Stored items
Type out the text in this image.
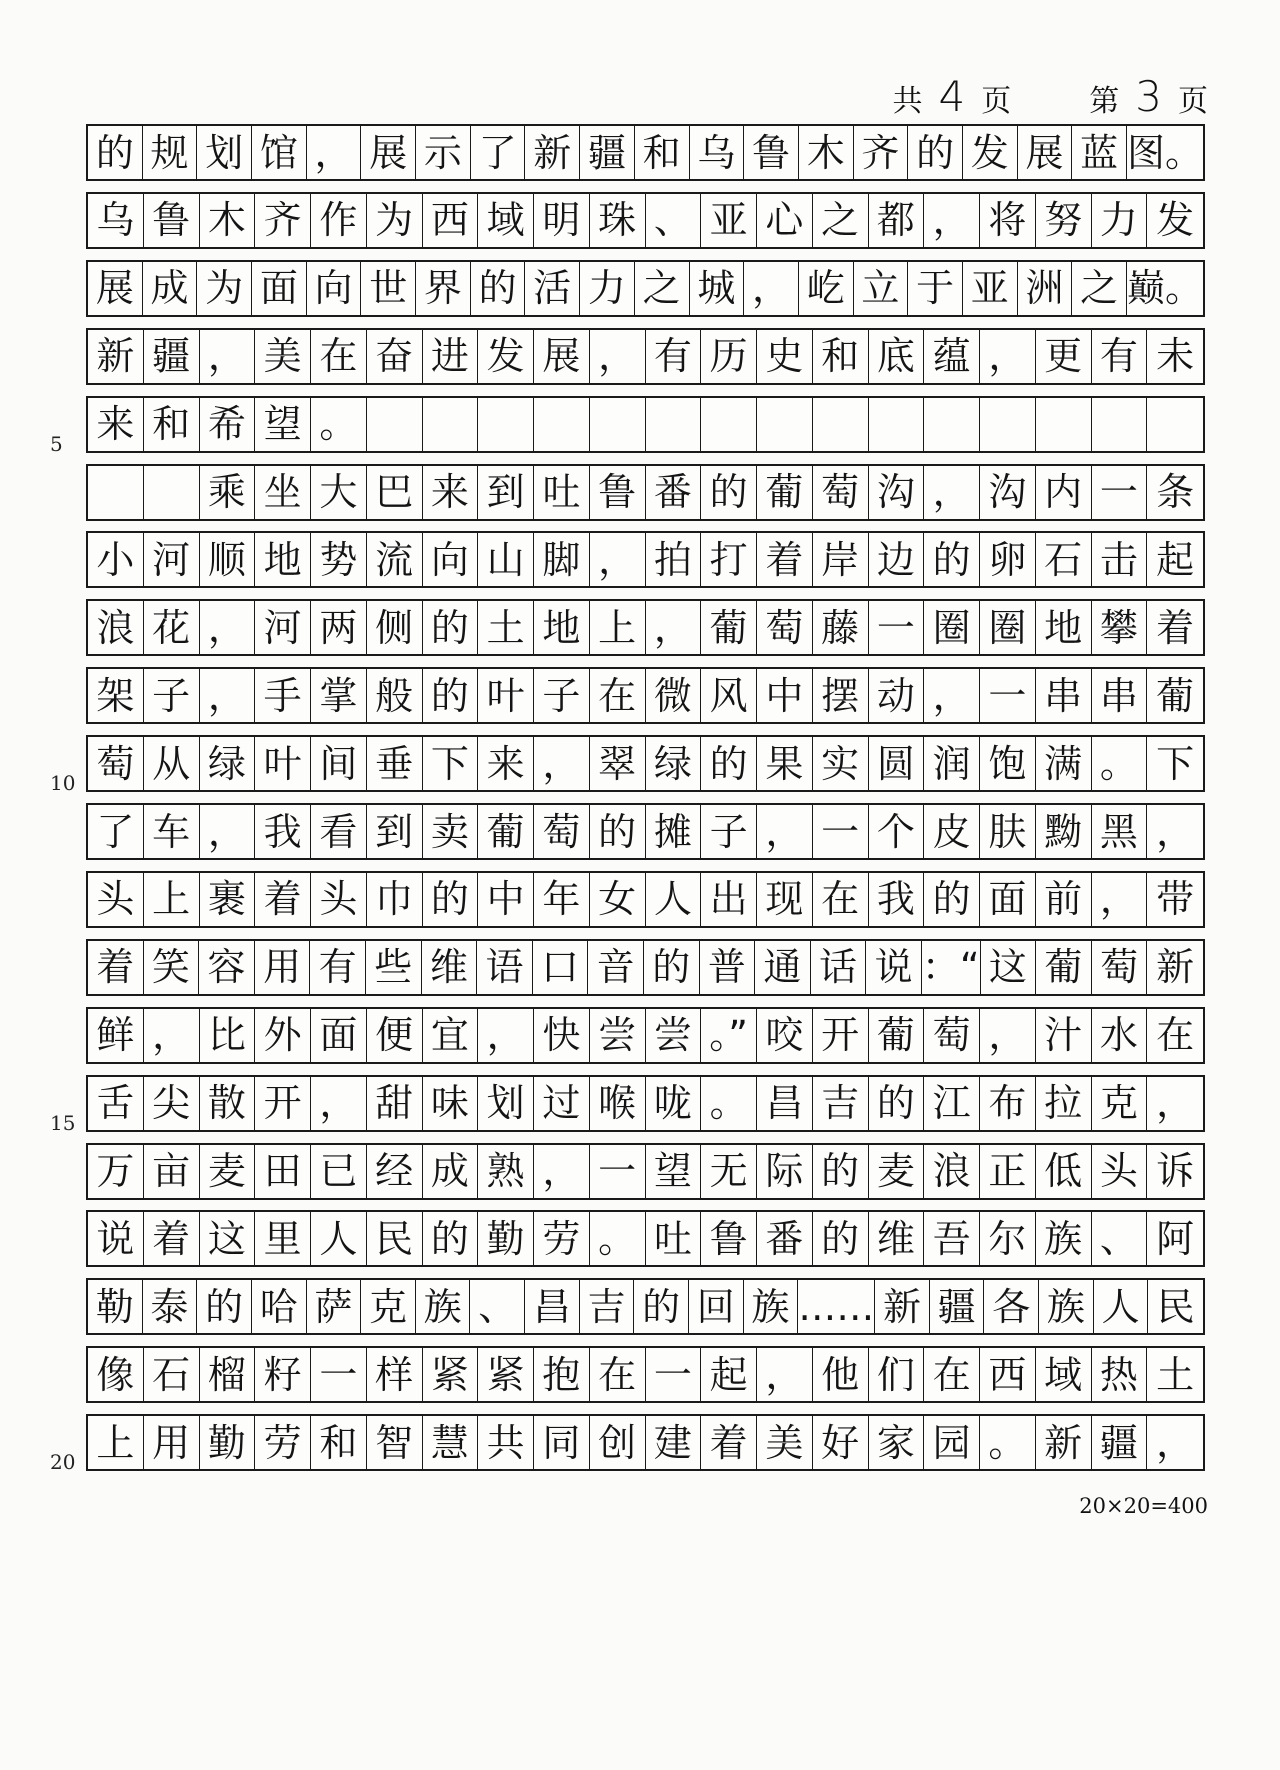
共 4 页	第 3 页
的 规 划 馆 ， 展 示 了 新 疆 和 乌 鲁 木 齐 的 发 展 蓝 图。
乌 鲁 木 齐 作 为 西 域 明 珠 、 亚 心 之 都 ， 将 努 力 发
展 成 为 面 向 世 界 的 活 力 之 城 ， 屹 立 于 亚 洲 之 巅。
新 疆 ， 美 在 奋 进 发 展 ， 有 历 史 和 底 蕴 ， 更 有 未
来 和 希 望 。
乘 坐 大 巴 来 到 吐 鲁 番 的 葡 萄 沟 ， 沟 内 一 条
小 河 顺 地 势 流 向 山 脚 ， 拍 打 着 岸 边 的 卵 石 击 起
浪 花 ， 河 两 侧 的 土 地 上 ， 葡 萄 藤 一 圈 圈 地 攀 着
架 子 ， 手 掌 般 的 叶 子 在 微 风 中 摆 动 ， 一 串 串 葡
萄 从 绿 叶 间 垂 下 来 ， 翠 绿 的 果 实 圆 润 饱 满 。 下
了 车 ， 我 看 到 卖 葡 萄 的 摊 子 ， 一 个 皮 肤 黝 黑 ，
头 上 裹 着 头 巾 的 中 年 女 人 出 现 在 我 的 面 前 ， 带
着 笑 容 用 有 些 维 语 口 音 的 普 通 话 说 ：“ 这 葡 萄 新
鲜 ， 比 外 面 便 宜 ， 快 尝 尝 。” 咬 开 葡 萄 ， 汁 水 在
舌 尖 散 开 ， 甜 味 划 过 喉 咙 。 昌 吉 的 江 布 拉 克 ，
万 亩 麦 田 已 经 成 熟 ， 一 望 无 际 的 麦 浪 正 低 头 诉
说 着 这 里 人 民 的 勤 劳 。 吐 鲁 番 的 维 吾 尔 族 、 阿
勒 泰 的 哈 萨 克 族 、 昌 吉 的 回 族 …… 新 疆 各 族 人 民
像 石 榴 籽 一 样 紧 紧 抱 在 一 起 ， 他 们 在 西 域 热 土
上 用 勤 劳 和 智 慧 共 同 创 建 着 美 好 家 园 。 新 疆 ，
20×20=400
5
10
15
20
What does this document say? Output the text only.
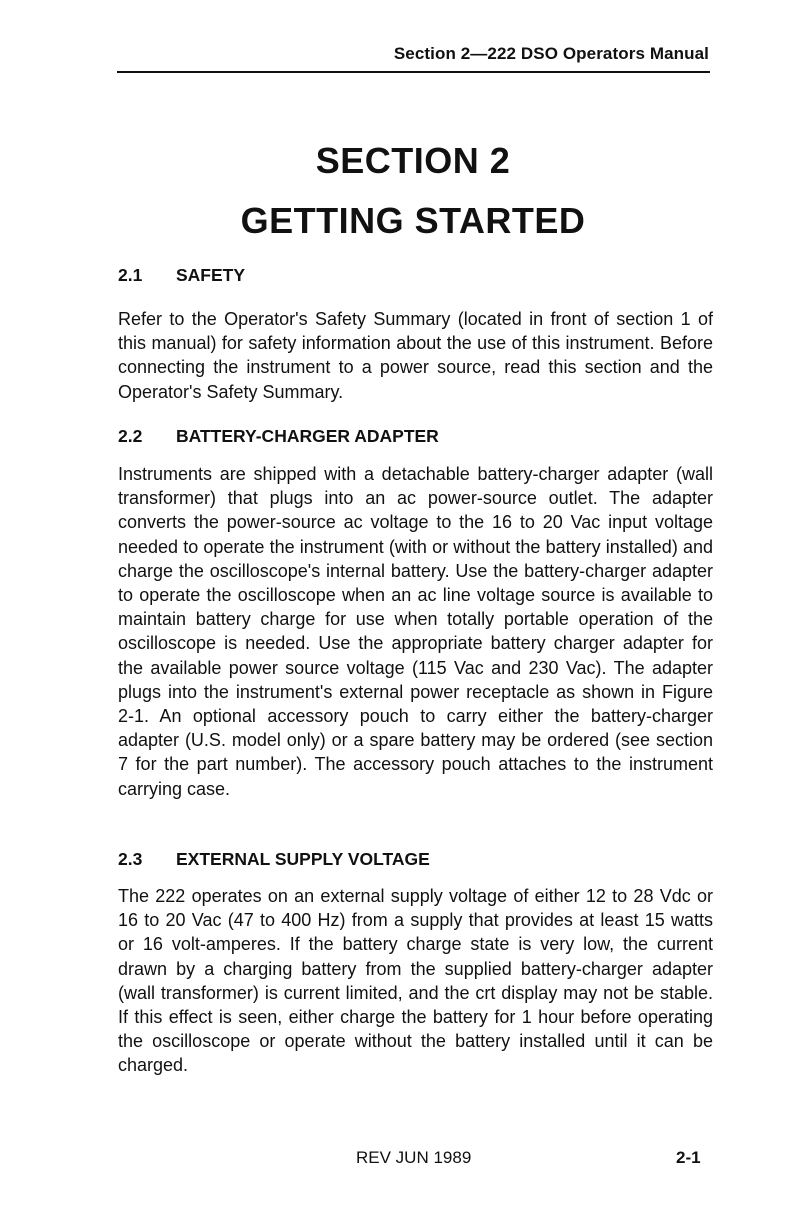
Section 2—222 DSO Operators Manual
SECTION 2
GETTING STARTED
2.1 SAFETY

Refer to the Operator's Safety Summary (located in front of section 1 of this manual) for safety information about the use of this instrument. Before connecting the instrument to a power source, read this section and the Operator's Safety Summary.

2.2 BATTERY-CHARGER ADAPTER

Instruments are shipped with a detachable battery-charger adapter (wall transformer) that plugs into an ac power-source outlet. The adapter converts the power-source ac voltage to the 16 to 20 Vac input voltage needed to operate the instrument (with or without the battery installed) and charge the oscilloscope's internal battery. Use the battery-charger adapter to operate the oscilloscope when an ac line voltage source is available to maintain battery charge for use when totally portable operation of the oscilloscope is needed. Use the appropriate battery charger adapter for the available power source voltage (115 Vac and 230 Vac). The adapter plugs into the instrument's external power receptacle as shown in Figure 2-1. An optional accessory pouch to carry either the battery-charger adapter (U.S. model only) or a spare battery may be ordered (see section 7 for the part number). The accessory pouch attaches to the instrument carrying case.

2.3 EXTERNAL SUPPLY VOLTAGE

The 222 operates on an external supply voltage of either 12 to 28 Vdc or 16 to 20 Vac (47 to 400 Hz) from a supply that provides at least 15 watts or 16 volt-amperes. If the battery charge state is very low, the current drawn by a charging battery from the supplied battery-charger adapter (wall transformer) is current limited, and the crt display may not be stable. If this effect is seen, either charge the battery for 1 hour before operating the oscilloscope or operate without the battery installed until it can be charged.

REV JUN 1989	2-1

...

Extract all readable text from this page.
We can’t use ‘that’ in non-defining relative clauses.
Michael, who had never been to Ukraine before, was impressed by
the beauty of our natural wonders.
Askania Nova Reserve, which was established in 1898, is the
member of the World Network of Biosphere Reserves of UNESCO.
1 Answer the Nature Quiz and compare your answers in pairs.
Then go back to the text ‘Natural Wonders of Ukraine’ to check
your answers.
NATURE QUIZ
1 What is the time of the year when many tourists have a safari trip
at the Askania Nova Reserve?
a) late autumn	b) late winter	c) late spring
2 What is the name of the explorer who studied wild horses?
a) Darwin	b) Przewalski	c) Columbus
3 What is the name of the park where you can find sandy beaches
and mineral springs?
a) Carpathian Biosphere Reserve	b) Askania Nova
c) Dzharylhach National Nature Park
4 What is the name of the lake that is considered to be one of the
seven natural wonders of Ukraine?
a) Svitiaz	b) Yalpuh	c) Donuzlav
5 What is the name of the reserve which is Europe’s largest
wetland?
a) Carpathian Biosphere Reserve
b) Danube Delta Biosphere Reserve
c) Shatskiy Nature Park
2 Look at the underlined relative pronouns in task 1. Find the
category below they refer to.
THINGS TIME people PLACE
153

---

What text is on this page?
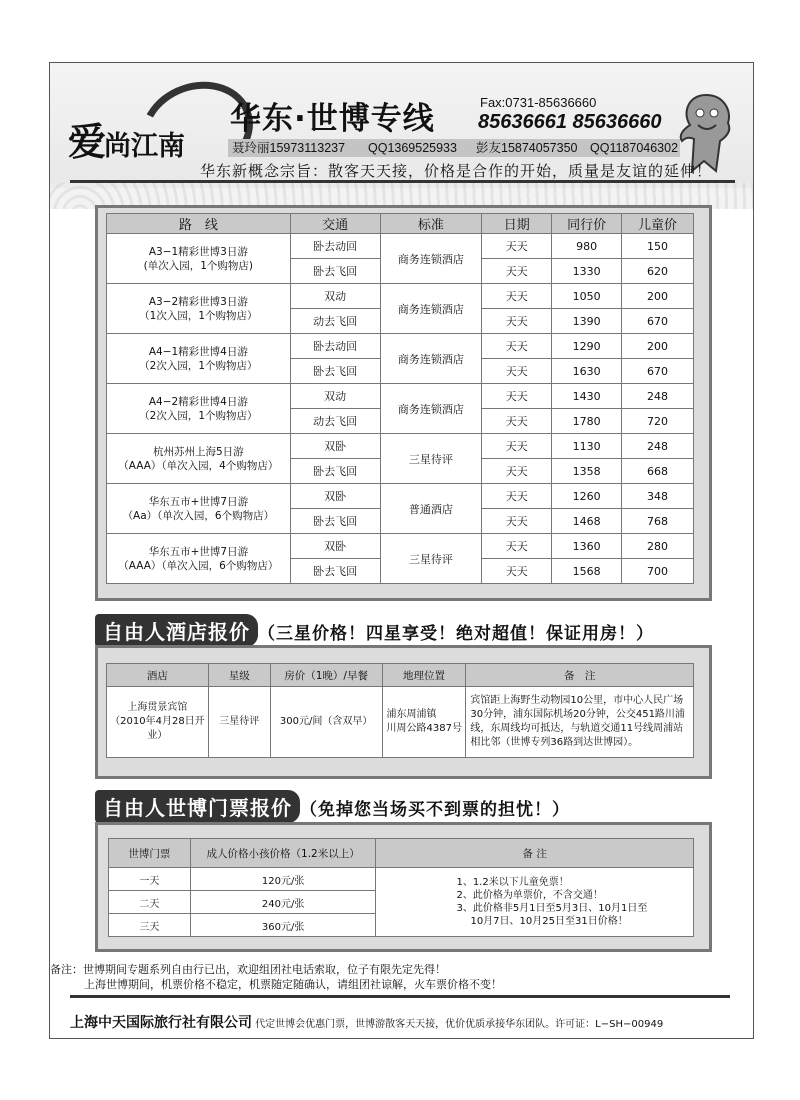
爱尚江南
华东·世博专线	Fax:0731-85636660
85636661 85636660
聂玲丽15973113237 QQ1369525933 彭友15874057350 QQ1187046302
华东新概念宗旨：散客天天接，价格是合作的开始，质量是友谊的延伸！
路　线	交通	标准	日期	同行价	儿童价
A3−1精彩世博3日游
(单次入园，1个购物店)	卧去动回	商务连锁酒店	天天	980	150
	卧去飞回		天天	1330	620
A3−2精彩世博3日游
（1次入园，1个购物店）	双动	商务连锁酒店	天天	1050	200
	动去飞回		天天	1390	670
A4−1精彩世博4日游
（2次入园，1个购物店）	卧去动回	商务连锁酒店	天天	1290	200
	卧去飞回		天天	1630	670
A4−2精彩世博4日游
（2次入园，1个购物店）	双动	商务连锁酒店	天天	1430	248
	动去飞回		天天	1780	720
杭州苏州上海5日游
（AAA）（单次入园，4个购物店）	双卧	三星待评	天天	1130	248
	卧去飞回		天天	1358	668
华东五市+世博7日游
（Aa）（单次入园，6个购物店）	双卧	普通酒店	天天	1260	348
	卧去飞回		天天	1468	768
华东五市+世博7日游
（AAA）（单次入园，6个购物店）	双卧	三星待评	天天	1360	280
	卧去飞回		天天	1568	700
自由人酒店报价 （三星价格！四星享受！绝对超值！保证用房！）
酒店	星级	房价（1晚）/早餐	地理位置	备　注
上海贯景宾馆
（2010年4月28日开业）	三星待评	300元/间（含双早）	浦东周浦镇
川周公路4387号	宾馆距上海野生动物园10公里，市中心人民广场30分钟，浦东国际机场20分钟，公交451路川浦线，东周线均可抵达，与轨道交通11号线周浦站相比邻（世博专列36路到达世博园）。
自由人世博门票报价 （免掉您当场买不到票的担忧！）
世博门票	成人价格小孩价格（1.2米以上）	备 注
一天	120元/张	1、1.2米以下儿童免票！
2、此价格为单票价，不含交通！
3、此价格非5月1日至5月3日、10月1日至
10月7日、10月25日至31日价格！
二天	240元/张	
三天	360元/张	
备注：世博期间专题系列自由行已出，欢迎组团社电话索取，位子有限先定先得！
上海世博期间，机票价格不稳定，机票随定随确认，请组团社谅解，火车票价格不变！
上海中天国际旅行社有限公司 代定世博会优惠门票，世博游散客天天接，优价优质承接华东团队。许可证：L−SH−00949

- **Task requirements**
Using the material above, report each line where "Nova" occurs.

- **Expected answer**
Askania Nova Reserve, which was established in 1898, is the
at the Askania Nova Reserve?
a) Carpathian Biosphere Reserve	b) Askania Nova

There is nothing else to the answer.